Extracted data entries
....

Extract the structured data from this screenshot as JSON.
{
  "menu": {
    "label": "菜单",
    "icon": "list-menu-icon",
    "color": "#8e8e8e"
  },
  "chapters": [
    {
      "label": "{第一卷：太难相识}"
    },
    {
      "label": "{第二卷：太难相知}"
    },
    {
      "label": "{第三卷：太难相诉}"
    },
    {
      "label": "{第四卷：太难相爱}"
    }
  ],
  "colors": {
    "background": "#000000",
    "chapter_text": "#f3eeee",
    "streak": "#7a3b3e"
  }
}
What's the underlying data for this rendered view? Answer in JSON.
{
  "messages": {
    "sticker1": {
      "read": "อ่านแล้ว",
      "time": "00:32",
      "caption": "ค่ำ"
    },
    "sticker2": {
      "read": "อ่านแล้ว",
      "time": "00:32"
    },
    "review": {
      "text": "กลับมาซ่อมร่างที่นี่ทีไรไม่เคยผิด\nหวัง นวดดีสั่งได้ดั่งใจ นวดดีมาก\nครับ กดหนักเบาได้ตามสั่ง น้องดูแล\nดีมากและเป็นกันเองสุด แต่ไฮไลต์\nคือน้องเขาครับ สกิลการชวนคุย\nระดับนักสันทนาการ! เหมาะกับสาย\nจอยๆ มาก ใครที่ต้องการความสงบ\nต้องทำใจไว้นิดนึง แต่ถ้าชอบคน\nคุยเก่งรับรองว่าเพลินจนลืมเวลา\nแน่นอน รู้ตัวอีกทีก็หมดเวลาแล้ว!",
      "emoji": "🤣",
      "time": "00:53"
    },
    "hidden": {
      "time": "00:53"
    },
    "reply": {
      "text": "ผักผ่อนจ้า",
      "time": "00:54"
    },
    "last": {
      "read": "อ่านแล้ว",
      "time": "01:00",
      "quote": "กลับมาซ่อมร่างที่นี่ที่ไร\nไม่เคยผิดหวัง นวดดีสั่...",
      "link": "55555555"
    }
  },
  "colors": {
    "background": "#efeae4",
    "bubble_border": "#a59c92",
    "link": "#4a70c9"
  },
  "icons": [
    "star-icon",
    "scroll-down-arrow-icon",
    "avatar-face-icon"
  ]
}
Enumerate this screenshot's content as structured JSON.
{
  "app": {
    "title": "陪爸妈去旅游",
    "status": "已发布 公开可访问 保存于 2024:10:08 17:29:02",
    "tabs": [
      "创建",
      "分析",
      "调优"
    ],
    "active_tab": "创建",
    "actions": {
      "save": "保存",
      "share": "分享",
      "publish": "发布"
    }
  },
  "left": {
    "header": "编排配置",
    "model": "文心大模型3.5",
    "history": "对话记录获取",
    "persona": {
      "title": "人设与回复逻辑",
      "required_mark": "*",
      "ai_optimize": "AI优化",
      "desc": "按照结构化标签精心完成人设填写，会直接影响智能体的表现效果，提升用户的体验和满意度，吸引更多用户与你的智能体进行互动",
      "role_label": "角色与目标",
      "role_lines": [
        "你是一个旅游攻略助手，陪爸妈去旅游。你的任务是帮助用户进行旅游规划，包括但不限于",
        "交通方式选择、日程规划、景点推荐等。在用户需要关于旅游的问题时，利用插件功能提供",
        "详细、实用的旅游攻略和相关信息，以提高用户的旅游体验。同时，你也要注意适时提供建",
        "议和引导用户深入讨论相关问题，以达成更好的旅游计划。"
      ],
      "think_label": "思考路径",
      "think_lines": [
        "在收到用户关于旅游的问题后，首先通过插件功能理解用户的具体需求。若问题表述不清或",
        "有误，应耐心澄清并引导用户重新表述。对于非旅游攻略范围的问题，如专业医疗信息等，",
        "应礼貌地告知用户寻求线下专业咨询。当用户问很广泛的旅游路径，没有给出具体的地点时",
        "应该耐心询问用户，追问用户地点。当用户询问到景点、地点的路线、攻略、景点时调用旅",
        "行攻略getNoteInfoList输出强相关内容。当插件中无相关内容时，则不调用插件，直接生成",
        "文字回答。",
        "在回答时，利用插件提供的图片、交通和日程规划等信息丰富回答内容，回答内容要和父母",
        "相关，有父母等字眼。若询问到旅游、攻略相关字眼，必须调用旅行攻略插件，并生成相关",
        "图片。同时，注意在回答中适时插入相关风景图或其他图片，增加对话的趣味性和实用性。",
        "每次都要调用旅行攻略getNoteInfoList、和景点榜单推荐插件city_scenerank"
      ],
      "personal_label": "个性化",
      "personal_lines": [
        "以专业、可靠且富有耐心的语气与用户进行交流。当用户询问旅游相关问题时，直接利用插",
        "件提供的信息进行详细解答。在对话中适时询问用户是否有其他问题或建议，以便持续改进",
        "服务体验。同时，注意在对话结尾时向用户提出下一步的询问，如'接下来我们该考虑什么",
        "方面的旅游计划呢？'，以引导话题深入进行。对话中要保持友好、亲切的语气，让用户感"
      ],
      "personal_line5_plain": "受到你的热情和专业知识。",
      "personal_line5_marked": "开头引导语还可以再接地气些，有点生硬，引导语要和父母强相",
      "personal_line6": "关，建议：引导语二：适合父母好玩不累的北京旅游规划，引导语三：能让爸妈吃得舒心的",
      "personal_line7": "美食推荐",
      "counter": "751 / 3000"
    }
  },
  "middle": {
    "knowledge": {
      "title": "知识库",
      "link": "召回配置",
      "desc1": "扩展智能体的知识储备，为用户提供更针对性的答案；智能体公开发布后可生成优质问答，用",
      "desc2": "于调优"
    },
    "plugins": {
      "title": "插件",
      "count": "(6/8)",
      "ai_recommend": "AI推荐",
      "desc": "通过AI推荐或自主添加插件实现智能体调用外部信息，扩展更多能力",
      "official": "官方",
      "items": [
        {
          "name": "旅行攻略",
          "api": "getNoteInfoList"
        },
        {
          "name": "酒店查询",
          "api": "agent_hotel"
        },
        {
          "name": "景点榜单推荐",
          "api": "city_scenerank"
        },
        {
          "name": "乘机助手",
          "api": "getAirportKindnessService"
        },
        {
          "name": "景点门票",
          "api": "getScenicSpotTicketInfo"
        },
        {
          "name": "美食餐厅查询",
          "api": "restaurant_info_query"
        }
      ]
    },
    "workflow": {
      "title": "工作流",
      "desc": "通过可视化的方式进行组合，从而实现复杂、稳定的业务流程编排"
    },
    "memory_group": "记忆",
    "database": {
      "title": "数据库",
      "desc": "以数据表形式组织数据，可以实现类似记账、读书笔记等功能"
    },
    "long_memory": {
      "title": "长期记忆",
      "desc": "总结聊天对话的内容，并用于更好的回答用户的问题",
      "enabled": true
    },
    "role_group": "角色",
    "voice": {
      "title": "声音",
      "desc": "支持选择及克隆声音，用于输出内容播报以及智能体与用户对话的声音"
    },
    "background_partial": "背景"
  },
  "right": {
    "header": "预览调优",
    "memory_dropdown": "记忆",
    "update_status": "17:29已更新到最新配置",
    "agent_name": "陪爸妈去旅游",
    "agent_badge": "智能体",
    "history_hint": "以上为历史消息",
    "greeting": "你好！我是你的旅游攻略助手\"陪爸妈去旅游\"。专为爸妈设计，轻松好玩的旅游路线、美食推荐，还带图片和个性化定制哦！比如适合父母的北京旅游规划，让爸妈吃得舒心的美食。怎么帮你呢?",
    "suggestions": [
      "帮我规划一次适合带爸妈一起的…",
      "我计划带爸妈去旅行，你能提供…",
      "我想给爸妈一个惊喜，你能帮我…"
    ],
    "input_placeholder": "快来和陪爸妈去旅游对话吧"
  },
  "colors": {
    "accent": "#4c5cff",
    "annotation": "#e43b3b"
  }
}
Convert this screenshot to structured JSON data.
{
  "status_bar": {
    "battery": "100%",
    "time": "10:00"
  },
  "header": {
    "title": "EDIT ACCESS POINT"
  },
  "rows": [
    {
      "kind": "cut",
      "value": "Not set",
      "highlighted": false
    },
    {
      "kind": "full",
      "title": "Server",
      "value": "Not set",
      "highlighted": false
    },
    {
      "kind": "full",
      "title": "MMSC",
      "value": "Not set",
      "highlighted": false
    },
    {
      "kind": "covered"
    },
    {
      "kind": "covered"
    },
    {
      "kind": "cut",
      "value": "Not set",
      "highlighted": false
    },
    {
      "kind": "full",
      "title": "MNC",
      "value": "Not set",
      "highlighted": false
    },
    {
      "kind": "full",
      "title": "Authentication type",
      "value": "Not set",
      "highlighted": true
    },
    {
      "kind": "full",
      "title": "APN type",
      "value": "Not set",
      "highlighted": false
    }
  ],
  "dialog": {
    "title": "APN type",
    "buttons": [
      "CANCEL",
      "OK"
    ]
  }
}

....

Starting at the line that contains "Convert this screenshot", quote each remaining line of the entries above, unchanged.

Convert this screenshot to structured JSON data.
{
  "status_bar": {
    "battery": "100%",
    "time": "10:00"
  },
  "header": {
    "title": "EDIT ACCESS POINT"
  },
  "rows": [
    {
      "kind": "cut",
      "value": "Not set",
      "highlighted": false
    },
    {
      "kind": "full",
      "title": "Server",
      "value": "Not set",
      "highlighted": false
    },
    {
      "kind": "full",
      "title": "MMSC",
      "value": "Not set",
      "highlighted": false
    },
    {
      "kind": "covered"
    },
    {
      "kind": "covered"
    },
    {
      "kind": "cut",
      "value": "Not set",
      "highlighted": false
    },
    {
      "kind": "full",
      "title": "MNC",
      "value": "Not set",
      "highlighted": false
    },
    {
      "kind": "full",
      "title": "Authentication type",
      "value": "Not set",
      "highlighted": true
    },
    {
      "kind": "full",
      "title": "APN type",
      "value": "Not set",
      "highlighted": false
    }
  ],
  "dialog": {
    "title": "APN type",
    "buttons": [
      "CANCEL",
      "OK"
    ]
  }
}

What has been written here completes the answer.